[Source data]
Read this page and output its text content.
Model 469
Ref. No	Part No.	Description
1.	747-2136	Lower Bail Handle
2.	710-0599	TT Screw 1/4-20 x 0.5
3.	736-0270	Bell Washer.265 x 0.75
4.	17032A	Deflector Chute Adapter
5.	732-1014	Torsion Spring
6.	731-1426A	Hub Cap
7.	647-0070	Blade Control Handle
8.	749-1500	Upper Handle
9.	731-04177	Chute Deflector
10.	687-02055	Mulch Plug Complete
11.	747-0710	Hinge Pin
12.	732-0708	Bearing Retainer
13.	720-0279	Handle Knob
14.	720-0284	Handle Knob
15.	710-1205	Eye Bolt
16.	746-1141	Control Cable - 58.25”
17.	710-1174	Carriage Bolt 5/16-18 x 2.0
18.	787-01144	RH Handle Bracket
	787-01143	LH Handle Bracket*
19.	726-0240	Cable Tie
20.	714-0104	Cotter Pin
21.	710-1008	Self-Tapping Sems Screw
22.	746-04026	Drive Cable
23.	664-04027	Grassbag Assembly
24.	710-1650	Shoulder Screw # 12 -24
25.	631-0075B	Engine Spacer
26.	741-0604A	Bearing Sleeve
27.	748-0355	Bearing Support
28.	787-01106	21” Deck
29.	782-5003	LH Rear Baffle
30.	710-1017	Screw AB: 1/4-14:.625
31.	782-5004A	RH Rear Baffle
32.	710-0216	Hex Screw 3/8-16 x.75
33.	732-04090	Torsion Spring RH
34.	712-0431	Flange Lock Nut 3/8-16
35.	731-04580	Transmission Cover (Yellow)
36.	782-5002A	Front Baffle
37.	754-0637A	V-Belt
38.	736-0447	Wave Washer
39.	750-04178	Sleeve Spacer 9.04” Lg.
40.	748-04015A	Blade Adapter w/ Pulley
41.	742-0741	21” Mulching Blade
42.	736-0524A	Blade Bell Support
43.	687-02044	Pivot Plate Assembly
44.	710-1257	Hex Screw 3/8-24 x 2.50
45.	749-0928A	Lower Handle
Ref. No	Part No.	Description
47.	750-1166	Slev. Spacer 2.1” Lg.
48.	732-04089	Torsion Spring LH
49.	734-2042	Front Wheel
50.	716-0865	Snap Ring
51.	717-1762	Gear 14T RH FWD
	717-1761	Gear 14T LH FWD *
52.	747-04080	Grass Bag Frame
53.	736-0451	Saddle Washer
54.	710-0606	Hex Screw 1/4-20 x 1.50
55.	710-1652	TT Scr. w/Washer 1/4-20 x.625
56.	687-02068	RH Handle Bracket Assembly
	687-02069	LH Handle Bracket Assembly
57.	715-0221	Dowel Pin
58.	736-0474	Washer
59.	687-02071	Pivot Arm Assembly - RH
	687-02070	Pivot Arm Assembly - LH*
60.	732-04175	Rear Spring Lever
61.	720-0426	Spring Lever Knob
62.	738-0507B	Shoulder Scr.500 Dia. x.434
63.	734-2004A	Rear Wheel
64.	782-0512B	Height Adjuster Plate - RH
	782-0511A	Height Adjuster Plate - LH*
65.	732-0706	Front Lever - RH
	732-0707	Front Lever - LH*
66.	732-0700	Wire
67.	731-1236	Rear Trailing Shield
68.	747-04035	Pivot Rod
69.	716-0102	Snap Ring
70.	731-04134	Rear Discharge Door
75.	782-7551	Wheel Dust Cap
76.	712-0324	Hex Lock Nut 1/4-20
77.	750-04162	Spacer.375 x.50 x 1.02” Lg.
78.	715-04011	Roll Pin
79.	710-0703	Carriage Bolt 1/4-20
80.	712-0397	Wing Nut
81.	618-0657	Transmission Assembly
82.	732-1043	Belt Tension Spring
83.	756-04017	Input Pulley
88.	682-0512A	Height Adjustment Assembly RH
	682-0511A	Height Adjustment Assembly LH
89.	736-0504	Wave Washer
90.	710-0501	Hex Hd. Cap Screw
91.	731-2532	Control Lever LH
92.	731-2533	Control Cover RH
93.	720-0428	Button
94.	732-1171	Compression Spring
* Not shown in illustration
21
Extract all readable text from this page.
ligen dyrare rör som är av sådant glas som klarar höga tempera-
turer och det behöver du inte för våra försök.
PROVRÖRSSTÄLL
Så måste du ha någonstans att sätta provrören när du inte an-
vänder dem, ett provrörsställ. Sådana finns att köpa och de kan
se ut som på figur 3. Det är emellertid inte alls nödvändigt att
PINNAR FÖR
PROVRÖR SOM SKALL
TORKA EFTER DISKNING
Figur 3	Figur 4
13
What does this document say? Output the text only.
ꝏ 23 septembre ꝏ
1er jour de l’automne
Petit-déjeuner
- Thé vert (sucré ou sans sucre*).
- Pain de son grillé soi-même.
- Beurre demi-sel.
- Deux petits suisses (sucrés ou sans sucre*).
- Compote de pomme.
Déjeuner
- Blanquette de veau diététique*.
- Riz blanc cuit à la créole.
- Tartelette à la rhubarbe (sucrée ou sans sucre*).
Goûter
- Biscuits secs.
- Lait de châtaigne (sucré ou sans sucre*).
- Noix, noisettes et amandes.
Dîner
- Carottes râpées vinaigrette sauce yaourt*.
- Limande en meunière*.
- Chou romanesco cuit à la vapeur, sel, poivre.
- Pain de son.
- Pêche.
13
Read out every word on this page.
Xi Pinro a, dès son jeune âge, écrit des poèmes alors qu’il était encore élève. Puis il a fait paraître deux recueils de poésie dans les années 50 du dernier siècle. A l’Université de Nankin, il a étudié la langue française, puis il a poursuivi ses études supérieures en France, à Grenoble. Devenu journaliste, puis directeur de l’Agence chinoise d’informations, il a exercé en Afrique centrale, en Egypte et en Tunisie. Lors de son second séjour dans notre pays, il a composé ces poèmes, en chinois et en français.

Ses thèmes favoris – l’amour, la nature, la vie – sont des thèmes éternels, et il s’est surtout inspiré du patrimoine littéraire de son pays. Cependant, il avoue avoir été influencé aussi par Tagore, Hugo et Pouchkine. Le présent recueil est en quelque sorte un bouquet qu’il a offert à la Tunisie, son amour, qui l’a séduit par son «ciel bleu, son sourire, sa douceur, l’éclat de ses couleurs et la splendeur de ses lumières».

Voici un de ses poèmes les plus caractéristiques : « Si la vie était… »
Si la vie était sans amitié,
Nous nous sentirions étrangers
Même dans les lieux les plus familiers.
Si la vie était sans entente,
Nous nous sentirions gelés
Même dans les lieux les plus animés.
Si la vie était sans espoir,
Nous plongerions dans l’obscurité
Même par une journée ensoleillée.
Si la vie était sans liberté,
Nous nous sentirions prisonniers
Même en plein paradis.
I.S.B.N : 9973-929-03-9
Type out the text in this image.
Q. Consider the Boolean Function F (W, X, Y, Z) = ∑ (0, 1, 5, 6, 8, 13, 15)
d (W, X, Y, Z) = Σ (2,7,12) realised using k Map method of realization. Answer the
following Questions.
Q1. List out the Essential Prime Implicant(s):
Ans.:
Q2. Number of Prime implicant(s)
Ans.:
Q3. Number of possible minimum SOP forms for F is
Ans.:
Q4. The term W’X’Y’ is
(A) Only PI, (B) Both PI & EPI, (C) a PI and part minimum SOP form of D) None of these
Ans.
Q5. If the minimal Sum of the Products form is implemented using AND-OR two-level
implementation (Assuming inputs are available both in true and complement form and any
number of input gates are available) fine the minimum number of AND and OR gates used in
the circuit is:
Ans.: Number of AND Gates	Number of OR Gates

Do this
Search the entries for the word "sans" and copy every line that has it.

Result of this exercise
- Thé vert (sucré ou sans sucre*).
- Deux petits suisses (sucrés ou sans sucre*).
- Tartelette à la rhubarbe (sucrée ou sans sucre*).
- Lait de châtaigne (sucré ou sans sucre*).
Si la vie était sans amitié,
Si la vie était sans entente,
Si la vie était sans espoir,
Si la vie était sans liberté,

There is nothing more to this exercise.